(What needs to be done) For each line of the data below that holds "Xiao", copy the line.

(Dataset rows)
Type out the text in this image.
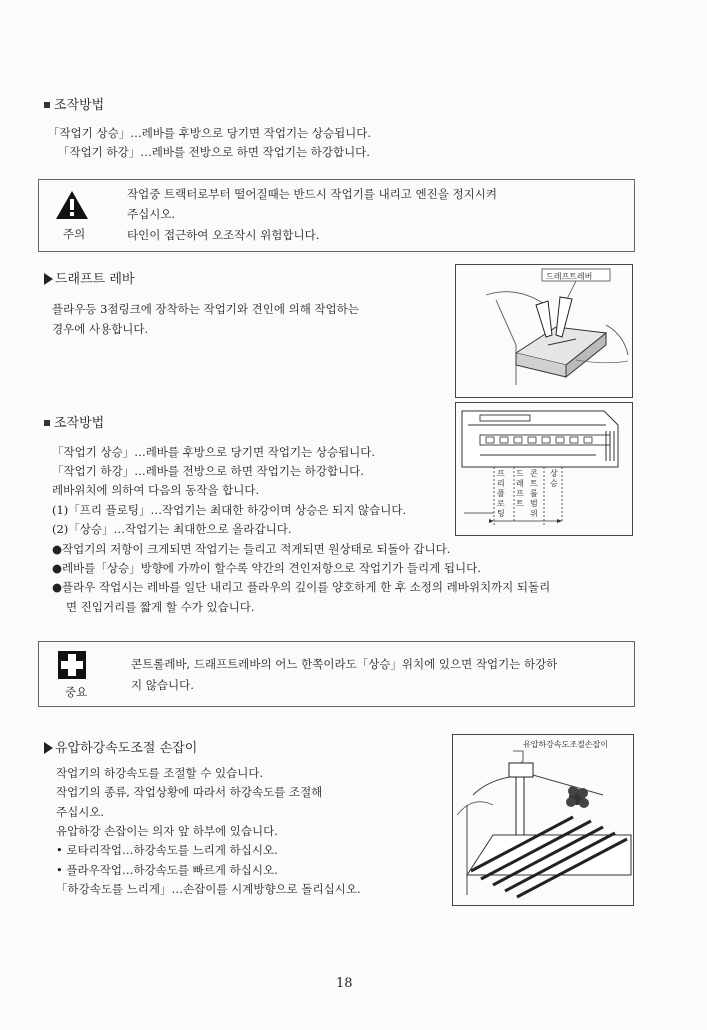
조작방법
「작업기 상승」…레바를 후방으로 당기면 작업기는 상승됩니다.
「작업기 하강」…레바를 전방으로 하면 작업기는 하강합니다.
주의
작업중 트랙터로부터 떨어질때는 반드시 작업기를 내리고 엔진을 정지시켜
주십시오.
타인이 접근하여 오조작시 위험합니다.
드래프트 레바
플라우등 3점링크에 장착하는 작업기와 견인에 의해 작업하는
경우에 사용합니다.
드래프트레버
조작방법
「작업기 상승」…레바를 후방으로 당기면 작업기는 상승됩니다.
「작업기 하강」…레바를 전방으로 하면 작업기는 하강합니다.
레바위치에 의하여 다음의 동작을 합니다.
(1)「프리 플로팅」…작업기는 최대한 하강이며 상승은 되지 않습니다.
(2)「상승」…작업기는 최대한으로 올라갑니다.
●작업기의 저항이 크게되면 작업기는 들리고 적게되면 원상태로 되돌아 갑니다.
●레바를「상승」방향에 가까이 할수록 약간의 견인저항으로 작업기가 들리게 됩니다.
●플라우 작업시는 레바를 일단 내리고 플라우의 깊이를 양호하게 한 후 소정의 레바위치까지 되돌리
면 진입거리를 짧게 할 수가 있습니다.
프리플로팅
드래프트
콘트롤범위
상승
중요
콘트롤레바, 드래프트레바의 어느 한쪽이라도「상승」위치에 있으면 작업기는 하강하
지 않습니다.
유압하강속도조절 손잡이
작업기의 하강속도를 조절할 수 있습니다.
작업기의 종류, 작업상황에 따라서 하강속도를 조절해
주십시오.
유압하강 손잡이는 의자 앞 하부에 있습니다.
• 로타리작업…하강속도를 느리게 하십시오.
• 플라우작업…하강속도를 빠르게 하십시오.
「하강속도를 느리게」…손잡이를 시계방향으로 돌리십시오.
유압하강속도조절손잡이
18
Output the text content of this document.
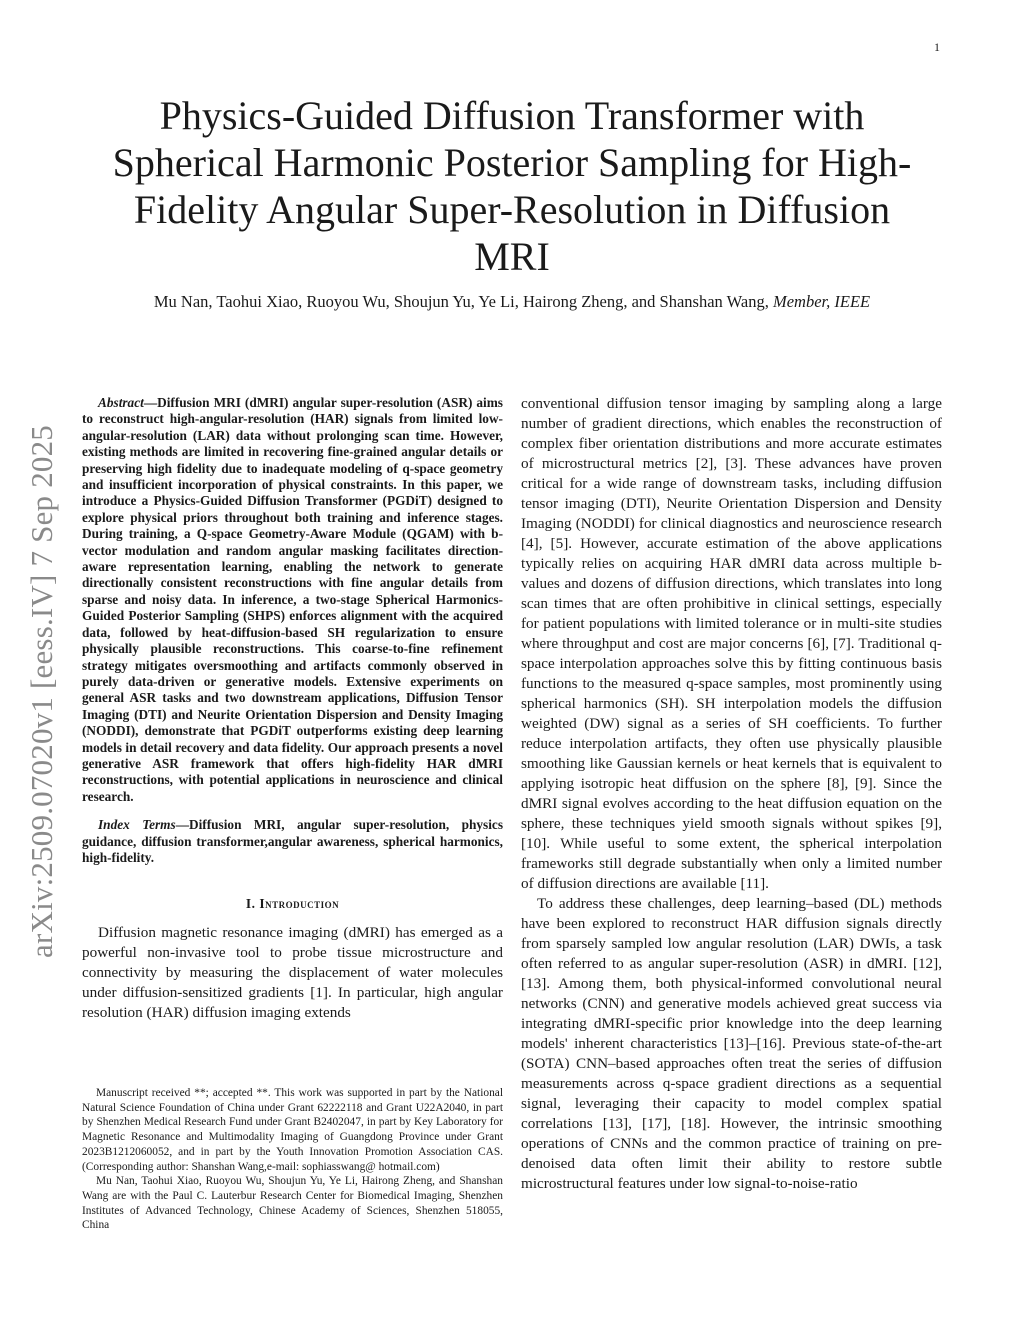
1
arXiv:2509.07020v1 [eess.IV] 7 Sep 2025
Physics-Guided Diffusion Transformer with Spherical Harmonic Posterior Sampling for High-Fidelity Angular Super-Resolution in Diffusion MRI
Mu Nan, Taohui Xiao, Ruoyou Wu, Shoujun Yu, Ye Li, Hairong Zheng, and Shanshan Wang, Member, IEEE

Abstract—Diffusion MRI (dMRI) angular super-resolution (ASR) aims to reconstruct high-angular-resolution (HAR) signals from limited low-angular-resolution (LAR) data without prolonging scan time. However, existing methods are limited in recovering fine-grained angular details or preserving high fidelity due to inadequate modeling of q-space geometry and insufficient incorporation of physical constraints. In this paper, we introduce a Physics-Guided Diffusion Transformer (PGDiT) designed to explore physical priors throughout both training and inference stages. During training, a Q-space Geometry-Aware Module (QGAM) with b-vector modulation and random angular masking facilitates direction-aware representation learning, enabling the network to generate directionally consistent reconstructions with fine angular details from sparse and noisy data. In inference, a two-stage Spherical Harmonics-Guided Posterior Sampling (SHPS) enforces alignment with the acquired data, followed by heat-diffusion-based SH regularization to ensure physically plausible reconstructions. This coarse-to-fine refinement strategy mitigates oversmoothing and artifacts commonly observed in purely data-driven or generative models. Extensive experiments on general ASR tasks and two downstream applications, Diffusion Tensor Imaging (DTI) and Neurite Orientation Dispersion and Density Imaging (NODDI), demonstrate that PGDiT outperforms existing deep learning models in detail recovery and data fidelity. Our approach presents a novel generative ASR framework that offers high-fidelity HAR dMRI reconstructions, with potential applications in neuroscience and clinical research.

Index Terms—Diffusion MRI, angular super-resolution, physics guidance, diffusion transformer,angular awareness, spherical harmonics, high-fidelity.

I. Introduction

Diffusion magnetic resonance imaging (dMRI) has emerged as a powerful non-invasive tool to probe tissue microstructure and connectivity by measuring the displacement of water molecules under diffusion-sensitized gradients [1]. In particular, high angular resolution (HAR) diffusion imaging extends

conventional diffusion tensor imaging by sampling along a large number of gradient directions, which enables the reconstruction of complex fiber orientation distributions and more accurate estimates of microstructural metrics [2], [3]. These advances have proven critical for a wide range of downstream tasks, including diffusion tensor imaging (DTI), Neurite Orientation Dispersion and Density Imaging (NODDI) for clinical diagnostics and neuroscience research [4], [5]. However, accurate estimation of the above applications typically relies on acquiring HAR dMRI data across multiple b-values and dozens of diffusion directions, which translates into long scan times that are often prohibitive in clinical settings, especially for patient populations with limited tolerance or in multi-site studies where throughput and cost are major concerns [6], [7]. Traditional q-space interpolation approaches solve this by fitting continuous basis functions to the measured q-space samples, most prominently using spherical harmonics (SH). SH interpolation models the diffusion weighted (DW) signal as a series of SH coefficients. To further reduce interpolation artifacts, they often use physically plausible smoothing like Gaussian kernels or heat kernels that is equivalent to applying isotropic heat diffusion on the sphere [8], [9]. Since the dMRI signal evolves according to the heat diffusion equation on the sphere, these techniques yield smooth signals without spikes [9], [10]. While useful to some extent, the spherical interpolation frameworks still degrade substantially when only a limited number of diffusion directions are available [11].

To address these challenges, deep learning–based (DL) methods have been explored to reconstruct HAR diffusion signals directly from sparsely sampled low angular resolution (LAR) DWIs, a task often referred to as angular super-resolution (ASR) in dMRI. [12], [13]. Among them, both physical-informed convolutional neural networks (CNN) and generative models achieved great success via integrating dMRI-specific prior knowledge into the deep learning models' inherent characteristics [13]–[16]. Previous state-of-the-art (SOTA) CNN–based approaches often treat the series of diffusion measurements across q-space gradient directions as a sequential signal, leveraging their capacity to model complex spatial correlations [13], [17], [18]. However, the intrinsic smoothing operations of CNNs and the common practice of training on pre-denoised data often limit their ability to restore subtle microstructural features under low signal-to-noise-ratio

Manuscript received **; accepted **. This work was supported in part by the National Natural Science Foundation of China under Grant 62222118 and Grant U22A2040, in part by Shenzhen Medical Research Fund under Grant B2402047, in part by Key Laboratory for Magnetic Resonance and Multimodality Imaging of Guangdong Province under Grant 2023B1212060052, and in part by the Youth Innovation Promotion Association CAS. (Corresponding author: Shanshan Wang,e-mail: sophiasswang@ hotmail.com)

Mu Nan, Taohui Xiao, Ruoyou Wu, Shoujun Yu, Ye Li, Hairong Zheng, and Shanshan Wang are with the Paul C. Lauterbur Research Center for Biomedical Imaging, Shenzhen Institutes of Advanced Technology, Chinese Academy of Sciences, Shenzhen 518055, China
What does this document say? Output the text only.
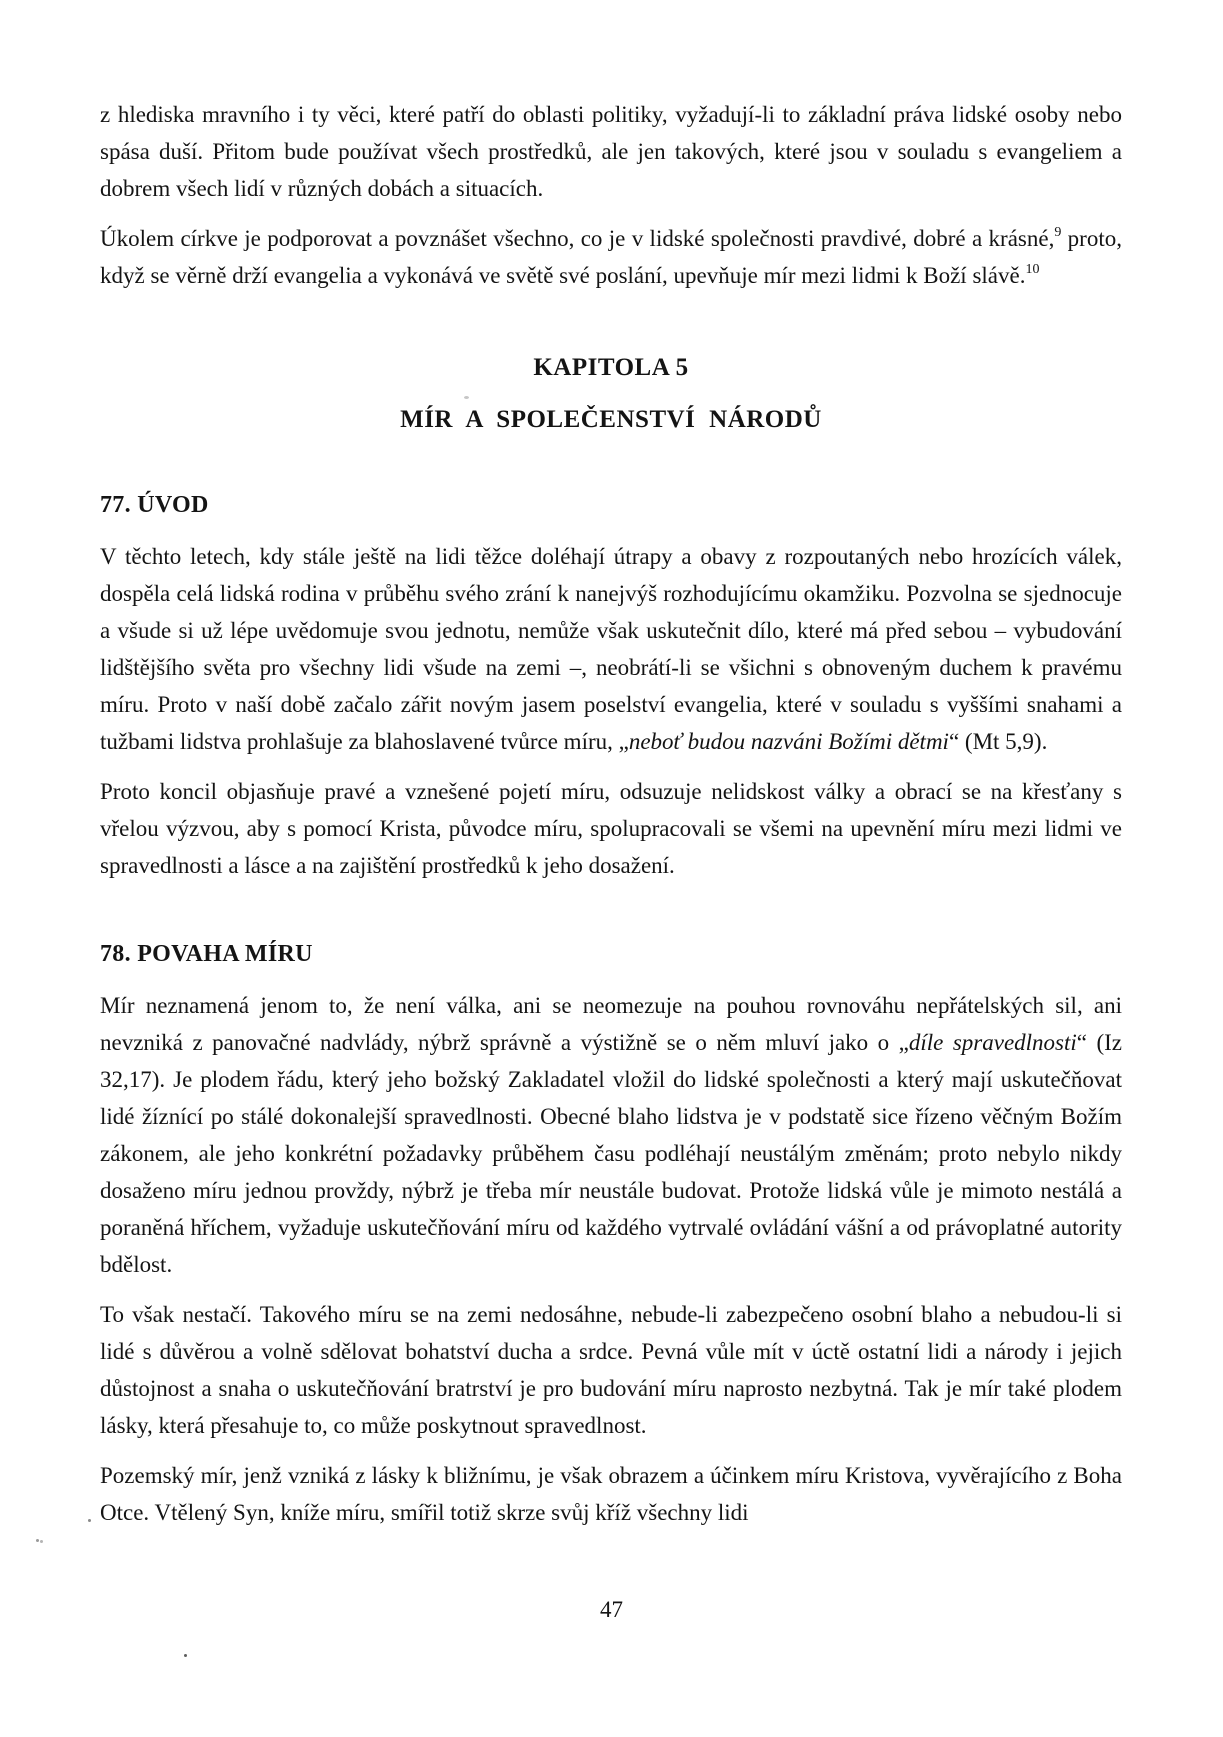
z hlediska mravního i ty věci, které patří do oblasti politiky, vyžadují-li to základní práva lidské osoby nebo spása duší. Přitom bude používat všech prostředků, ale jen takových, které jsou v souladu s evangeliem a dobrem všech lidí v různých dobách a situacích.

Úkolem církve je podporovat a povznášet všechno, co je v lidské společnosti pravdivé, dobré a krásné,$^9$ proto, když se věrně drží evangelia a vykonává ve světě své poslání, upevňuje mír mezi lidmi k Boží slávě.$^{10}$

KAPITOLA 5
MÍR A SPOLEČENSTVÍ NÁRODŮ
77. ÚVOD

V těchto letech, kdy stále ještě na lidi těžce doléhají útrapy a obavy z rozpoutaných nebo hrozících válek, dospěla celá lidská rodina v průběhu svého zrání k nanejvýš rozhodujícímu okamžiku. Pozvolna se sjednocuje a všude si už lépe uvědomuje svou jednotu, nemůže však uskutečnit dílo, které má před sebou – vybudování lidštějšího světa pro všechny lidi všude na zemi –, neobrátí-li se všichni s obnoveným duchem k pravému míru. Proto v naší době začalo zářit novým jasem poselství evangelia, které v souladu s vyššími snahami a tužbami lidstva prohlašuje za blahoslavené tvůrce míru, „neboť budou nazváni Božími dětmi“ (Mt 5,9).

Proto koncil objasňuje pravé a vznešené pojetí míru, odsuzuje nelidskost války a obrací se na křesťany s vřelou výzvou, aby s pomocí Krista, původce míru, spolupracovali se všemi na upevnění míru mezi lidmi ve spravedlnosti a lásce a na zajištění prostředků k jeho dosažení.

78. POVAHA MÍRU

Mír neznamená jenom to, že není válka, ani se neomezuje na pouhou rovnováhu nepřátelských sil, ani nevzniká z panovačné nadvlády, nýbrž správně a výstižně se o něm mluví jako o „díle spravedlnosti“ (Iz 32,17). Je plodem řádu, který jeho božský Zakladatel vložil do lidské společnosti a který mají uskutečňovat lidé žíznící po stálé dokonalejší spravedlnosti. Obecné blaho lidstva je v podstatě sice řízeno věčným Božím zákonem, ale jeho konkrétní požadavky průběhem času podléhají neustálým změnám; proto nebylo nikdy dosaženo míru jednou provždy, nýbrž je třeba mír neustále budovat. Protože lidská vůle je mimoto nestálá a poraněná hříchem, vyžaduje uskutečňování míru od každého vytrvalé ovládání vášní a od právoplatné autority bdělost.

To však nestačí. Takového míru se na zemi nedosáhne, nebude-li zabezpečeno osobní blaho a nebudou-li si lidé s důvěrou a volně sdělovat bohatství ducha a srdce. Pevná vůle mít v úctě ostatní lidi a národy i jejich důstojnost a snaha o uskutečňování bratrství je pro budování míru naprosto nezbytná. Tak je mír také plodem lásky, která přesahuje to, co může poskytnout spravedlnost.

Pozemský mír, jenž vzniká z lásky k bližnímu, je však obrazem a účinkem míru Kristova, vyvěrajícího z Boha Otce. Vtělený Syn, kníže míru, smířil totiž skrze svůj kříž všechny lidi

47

(Solution to this exercise)
Mu Nan, Taohui Xiao, Ruoyou Wu, Shoujun Yu, Ye Li, Hairong Zheng, and Shanshan Wang, Member, IEEE
Mu Nan, Taohui Xiao, Ruoyou Wu, Shoujun Yu, Ye Li, Hairong Zheng, and Shanshan Wang are with the Paul C. Lauterbur Research Center for Biomedical Imaging, Shenzhen Institutes of Advanced Technology, Chinese Academy of Sciences, Shenzhen 518055, China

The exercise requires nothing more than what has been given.